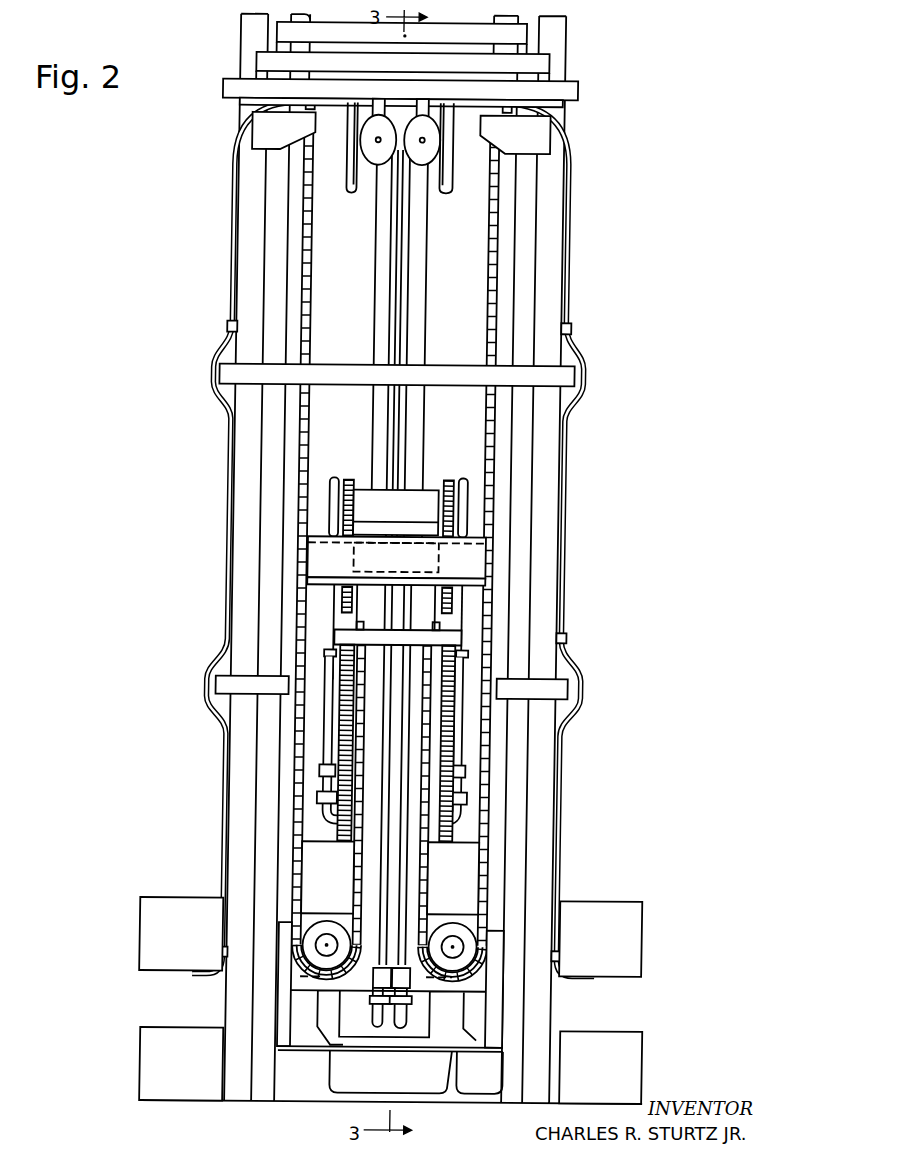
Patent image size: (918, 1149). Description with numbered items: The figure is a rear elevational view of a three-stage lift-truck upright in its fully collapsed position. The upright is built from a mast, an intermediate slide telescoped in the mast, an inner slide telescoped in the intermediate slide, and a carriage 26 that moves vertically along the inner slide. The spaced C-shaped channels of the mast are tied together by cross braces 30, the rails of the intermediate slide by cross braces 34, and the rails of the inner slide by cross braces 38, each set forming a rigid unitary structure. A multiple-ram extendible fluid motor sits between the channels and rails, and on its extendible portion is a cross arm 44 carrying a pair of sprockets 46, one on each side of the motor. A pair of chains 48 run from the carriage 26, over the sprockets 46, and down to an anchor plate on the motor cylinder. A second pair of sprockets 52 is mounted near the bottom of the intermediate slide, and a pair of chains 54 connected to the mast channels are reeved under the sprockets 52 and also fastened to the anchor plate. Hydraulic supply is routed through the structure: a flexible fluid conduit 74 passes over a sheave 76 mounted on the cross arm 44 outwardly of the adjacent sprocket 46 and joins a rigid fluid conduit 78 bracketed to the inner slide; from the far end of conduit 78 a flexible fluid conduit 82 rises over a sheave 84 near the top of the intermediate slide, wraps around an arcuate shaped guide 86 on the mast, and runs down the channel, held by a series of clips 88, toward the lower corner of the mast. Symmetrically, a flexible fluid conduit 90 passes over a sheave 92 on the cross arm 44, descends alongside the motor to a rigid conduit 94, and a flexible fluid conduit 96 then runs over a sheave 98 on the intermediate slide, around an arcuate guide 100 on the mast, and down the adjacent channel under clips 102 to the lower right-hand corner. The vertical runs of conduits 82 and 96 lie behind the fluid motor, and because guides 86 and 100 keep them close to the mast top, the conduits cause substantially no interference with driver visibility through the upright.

The carriage 26 is at (146, 927).
The cross braces 30 is at (570, 92).
The cross braces 34 is at (542, 70).
The cross braces 38 is at (511, 36).
The cross arm 44 is at (363, 490).
The sprockets 46 is at (345, 480).
The chains 48 is at (350, 598).
The sprockets 52 is at (327, 930).
The chains 54 is at (298, 746).
The flexible fluid conduit 74 is at (335, 622).
The sheave 76 is at (330, 500).
The rigid fluid conduit 78 is at (368, 1015).
The flexible fluid conduit 82 is at (350, 148).
The sheave 84 is at (373, 165).
The arcuate shaped guide 86 is at (342, 185).
The clips 88 is at (226, 128).
The flexible fluid conduit 90 is at (462, 608).
The sheave 92 is at (461, 478).
The rigid conduit 94 is at (456, 833).
The flexible fluid conduit 96 is at (404, 295).
The sheave 98 is at (422, 165).
The arcuate guide 100 is at (447, 180).
The clips 102 is at (565, 133).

+-------+

SHORT PROBLEM
Gather every line of the records above that contains the string "braces", with case counting, and copy each of those lines in full.

RESPONSE FOR THIS EXERCISE
Patent image size: (918, 1149). Description with numbered items: The figure is a rear elevational view of a three-stage lift-truck upright in its fully collapsed position. The upright is built from a mast, an intermediate slide telescoped in the mast, an inner slide telescoped in the intermediate slide, and a carriage 26 that moves vertically along the inner slide. The spaced C-shaped channels of the mast are tied together by cross braces 30, the rails of the intermediate slide by cross braces 34, and the rails of the inner slide by cross braces 38, each set forming a rigid unitary structure. A multiple-ram extendible fluid motor sits between the channels and rails, and on its extendible portion is a cross arm 44 carrying a pair of sprockets 46, one on each side of the motor. A pair of chains 48 run from the carriage 26, over the sprockets 46, and down to an anchor plate on the motor cylinder. A second pair of sprockets 52 is mounted near the bottom of the intermediate slide, and a pair of chains 54 connected to the mast channels are reeved under the sprockets 52 and also fastened to the anchor plate. Hydraulic supply is routed through the structure: a flexible fluid conduit 74 passes over a sheave 76 mounted on the cross arm 44 outwardly of the adjacent sprocket 46 and joins a rigid fluid conduit 78 bracketed to the inner slide; from the far end of conduit 78 a flexible fluid conduit 82 rises over a sheave 84 near the top of the intermediate slide, wraps around an arcuate shaped guide 86 on the mast, and runs down the channel, held by a series of clips 88, toward the lower corner of the mast. Symmetrically, a flexible fluid conduit 90 passes over a sheave 92 on the cross arm 44, descends alongside the motor to a rigid conduit 94, and a flexible fluid conduit 96 then runs over a sheave 98 on the intermediate slide, around an arcuate guide 100 on the mast, and down the adjacent channel under clips 102 to the lower right-hand corner. The vertical runs of conduits 82 and 96 lie behind the fluid motor, and because guides 86 and 100 keep them close to the mast top, the conduits cause substantially no interference with driver visibility through the upright.
The cross braces 30 is at (570, 92).
The cross braces 34 is at (542, 70).
The cross braces 38 is at (511, 36).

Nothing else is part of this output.